-- Data section start --
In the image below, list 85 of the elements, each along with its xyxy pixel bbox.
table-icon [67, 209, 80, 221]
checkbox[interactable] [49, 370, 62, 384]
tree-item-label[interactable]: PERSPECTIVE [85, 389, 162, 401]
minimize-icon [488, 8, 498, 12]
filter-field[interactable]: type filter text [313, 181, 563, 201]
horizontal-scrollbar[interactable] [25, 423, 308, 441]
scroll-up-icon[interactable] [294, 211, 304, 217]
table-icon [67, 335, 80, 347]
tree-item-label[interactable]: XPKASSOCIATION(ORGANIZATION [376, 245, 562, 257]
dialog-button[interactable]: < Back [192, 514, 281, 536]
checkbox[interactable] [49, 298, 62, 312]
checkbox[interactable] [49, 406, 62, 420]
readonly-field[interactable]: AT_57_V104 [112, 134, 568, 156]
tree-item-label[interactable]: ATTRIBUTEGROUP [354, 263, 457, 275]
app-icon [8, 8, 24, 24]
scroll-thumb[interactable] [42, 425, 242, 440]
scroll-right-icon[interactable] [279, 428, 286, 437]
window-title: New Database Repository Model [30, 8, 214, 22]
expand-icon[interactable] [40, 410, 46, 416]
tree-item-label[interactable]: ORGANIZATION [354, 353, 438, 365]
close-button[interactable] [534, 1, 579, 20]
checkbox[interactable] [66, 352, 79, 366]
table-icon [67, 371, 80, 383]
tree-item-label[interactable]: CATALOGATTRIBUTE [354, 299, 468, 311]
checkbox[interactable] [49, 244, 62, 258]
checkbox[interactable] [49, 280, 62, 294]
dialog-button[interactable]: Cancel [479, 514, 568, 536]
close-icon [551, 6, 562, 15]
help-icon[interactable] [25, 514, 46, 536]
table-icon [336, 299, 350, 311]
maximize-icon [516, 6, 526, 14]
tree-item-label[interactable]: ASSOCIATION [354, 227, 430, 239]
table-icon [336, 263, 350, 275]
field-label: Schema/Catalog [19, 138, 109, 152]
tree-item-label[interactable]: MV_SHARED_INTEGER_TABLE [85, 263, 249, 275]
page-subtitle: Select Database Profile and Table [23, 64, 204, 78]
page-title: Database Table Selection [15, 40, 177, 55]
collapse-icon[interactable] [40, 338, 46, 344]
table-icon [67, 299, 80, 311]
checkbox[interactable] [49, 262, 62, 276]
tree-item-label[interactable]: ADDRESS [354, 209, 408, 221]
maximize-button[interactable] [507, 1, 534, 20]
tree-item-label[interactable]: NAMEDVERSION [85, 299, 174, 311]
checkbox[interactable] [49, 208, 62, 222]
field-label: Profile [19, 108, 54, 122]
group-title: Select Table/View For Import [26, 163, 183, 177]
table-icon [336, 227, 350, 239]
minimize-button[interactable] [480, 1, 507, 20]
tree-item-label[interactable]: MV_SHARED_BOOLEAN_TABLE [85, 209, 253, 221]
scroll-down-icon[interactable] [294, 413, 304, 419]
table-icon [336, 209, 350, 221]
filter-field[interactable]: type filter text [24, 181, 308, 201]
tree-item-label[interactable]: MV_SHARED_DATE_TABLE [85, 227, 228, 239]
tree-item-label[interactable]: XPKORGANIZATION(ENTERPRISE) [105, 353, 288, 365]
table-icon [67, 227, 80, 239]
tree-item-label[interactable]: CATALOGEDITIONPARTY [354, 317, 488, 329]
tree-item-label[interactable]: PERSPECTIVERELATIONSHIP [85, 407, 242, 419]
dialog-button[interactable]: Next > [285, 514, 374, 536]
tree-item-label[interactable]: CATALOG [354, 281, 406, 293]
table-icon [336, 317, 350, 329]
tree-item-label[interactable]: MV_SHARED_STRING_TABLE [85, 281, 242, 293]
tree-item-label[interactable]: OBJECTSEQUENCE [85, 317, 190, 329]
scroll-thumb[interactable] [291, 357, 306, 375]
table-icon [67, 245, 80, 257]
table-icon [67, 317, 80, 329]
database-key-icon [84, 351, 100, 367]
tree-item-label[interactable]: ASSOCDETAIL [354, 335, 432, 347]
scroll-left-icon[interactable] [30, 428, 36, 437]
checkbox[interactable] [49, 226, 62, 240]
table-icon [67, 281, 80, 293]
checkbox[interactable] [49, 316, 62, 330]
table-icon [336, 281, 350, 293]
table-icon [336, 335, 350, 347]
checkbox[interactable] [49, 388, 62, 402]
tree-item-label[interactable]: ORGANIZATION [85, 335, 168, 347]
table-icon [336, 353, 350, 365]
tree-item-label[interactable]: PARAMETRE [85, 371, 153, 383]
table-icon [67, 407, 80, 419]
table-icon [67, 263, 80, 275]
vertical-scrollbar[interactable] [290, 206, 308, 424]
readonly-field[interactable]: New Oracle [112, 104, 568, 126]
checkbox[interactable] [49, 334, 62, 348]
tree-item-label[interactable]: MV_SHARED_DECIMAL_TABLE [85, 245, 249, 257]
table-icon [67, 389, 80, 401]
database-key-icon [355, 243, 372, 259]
-- Data section end --
Problem description: Quote the data verbatim from its first line up to and including the line containing "table-icon [67, 335, 80, 347]".

Solution to the problem:
In the image below, list 85 of the elements, each along with its xyxy pixel bbox.
table-icon [67, 209, 80, 221]
checkbox[interactable] [49, 370, 62, 384]
tree-item-label[interactable]: PERSPECTIVE [85, 389, 162, 401]
minimize-icon [488, 8, 498, 12]
filter-field[interactable]: type filter text [313, 181, 563, 201]
horizontal-scrollbar[interactable] [25, 423, 308, 441]
scroll-up-icon[interactable] [294, 211, 304, 217]
table-icon [67, 335, 80, 347]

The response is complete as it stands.